- Work request
From the records that follow, copy every line in which "University" appears.

- Supplied entries
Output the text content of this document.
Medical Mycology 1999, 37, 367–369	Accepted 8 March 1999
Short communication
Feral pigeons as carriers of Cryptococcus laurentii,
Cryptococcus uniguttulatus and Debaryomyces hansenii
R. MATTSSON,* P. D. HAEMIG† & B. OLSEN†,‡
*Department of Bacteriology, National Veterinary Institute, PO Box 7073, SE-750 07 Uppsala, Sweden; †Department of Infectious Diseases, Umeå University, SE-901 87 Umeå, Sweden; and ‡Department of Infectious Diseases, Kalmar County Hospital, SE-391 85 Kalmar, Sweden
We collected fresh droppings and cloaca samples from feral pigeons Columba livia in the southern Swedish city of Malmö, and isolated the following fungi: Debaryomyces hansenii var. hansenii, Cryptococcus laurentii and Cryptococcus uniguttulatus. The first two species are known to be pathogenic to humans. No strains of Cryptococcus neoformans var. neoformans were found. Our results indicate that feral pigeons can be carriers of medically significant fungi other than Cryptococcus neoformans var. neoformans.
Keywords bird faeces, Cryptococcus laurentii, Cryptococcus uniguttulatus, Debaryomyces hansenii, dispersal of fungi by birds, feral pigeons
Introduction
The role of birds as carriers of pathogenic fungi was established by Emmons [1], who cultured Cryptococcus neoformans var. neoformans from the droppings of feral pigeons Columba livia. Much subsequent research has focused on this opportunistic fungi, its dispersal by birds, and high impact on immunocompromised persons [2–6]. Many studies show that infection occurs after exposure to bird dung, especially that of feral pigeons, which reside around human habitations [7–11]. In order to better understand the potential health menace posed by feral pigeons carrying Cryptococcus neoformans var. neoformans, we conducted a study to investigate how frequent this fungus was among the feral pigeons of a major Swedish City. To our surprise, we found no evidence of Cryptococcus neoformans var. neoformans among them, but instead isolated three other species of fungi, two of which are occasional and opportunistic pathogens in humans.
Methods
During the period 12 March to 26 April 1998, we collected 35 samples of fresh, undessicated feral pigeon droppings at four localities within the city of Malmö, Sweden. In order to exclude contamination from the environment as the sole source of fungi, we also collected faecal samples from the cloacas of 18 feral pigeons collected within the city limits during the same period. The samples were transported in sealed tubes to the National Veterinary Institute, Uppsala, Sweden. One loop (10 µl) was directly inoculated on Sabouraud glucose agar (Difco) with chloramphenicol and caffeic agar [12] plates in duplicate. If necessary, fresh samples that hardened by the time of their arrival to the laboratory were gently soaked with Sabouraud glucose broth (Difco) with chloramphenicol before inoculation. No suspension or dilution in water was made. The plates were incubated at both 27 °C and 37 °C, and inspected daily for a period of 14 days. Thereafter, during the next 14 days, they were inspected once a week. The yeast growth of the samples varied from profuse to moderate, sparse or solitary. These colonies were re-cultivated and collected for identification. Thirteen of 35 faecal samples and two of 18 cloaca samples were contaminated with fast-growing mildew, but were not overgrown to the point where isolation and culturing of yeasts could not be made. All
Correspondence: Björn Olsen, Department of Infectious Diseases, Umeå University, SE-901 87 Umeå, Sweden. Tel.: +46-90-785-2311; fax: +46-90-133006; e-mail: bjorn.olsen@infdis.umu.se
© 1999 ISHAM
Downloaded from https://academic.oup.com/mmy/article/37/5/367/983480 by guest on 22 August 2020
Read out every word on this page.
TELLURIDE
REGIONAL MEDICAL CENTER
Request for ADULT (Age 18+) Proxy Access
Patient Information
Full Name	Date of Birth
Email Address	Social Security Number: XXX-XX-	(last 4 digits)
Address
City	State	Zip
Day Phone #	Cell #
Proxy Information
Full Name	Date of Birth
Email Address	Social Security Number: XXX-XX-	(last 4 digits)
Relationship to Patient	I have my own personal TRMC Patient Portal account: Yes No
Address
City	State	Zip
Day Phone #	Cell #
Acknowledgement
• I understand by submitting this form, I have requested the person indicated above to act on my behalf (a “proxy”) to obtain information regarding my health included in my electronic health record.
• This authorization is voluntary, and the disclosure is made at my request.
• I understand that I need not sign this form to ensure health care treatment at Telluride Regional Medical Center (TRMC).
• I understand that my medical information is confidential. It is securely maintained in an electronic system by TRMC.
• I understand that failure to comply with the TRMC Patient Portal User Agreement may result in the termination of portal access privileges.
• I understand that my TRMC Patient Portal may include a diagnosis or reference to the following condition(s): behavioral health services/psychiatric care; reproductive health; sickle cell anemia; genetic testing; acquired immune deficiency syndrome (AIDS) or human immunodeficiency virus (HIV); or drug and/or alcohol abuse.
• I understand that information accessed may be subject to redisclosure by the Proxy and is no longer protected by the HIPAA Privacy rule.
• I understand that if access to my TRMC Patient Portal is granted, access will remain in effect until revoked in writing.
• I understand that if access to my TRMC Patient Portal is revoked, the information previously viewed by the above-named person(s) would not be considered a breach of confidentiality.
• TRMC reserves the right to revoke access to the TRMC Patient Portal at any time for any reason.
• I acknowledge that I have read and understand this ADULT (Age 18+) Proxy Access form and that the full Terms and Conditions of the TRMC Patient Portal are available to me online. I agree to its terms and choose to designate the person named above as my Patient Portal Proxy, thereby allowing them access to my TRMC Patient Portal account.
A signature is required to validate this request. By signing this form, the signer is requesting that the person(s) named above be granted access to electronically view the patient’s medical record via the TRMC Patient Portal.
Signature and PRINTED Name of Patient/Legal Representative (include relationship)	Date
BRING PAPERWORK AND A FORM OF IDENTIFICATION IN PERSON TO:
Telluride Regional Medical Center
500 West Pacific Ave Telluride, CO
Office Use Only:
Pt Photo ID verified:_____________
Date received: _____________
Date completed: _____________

- Finished exercise
*Department of Bacteriology, National Veterinary Institute, PO Box 7073, SE-750 07 Uppsala, Sweden; †Department of Infectious Diseases, Umeå University, SE-901 87 Umeå, Sweden; and ‡Department of Infectious Diseases, Kalmar County Hospital, SE-391 85 Kalmar, Sweden
Correspondence: Björn Olsen, Department of Infectious Diseases, Umeå University, SE-901 87 Umeå, Sweden. Tel.: +46-90-785-2311; fax: +46-90-133006; e-mail: bjorn.olsen@infdis.umu.se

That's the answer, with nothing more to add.